Data extracted from a collection
BEGIN
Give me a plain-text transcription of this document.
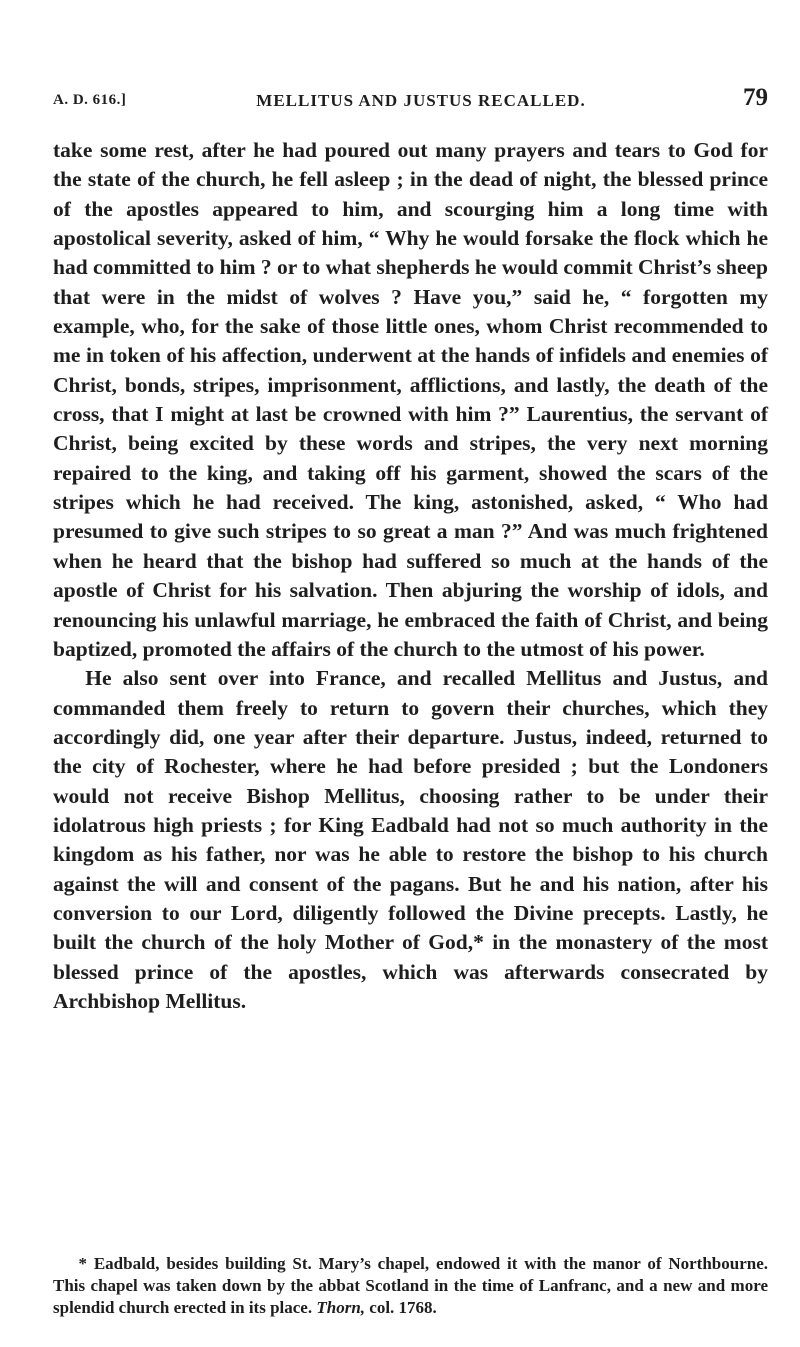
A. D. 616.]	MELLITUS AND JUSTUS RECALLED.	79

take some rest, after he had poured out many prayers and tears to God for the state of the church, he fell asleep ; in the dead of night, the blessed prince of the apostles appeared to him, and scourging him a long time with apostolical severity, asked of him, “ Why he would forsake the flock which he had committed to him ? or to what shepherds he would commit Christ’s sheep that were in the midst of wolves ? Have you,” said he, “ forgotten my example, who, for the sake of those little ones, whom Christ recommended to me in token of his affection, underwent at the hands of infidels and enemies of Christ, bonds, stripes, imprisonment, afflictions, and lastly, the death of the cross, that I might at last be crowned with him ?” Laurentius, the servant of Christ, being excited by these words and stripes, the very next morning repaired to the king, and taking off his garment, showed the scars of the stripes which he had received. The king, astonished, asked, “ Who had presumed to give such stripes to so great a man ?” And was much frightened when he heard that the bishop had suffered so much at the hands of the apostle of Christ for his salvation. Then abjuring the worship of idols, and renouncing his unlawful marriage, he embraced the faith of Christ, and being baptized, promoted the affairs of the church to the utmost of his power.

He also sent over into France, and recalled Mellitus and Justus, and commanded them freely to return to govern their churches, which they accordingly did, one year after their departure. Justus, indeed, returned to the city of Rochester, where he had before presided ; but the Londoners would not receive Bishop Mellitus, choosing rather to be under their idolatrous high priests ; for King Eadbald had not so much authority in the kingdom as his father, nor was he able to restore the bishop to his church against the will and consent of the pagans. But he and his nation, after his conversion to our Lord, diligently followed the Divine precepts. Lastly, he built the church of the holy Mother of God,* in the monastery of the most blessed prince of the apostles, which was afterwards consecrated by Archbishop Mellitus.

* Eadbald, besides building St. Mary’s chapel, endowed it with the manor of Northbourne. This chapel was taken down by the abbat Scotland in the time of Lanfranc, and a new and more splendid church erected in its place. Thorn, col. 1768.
END
BEGIN
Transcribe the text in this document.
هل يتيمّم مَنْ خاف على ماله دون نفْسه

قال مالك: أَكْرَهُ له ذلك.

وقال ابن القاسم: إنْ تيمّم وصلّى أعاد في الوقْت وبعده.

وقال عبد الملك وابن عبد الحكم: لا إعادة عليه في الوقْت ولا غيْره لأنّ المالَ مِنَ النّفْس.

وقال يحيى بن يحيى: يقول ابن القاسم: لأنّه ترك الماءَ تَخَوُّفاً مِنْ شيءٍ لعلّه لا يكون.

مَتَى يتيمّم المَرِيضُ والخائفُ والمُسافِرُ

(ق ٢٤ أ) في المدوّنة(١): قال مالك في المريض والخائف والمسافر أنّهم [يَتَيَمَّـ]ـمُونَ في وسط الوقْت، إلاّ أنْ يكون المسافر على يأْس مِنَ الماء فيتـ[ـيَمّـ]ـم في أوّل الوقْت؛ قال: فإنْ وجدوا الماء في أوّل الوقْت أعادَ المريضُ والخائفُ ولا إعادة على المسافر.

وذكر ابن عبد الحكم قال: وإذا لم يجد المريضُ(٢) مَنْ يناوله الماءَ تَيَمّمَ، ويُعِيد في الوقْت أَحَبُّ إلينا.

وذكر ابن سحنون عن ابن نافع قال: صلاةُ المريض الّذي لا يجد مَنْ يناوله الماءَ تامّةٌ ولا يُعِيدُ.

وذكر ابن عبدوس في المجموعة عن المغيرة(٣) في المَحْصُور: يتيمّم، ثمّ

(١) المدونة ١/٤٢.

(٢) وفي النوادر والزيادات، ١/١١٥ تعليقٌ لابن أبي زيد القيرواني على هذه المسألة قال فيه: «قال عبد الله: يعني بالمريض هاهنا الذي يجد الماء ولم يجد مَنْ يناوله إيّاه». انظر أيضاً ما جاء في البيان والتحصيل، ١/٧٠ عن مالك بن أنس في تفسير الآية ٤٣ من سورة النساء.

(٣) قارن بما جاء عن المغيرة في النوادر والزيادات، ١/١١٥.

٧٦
END
BEGIN
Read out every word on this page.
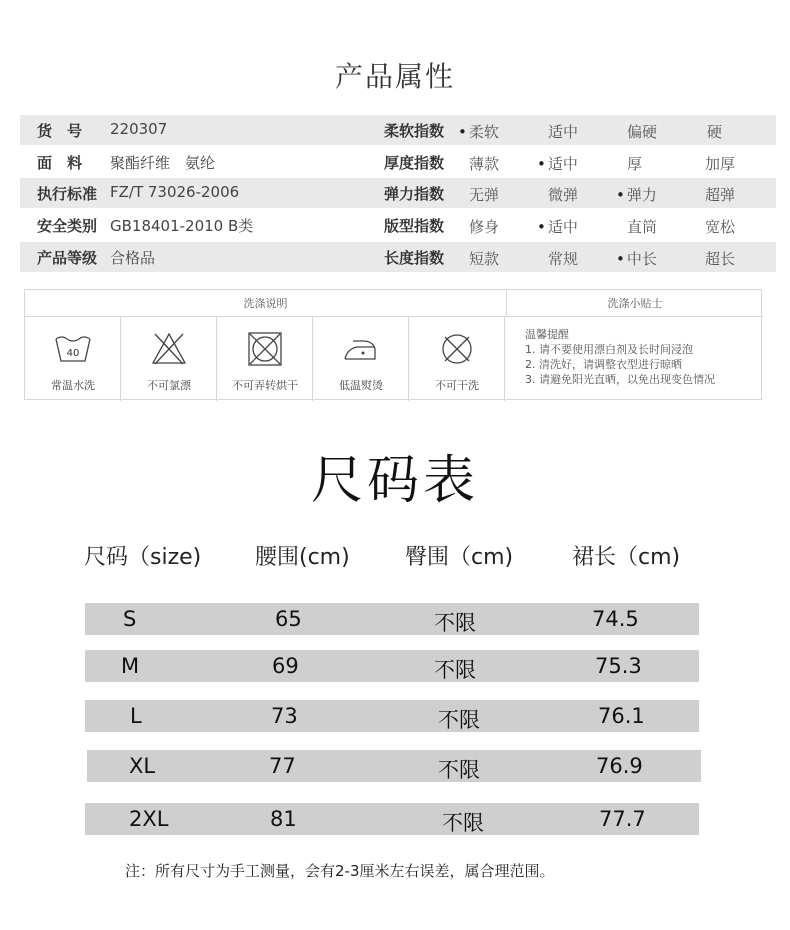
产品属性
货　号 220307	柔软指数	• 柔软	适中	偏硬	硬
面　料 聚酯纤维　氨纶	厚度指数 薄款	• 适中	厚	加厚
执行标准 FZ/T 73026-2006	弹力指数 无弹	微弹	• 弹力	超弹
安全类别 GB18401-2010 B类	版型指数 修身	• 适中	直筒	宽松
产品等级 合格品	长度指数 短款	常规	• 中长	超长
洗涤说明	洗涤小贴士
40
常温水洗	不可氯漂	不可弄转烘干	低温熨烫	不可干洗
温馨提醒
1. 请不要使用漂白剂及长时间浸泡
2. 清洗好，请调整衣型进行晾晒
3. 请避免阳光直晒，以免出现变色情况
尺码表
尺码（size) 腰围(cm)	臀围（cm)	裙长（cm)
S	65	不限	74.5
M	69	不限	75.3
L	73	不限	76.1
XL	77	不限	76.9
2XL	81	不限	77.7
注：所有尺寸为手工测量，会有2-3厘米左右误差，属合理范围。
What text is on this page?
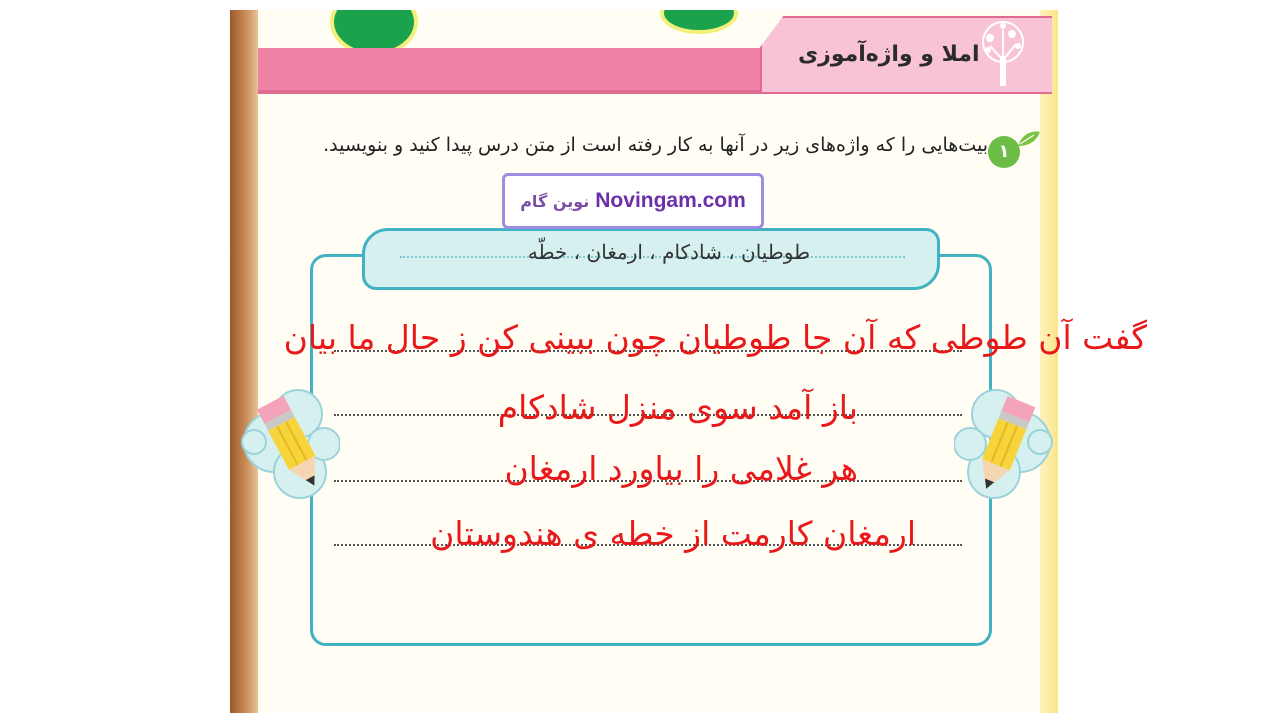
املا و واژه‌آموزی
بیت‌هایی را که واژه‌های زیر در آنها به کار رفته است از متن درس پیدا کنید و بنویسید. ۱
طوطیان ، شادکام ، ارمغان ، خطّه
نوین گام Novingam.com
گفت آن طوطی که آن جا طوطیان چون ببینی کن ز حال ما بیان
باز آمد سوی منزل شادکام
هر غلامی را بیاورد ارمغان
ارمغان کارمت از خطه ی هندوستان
END
» **Stated task**: Report how many lines in this data include the string "ارمغان", and nothing else.

» **Answer to this task**: 3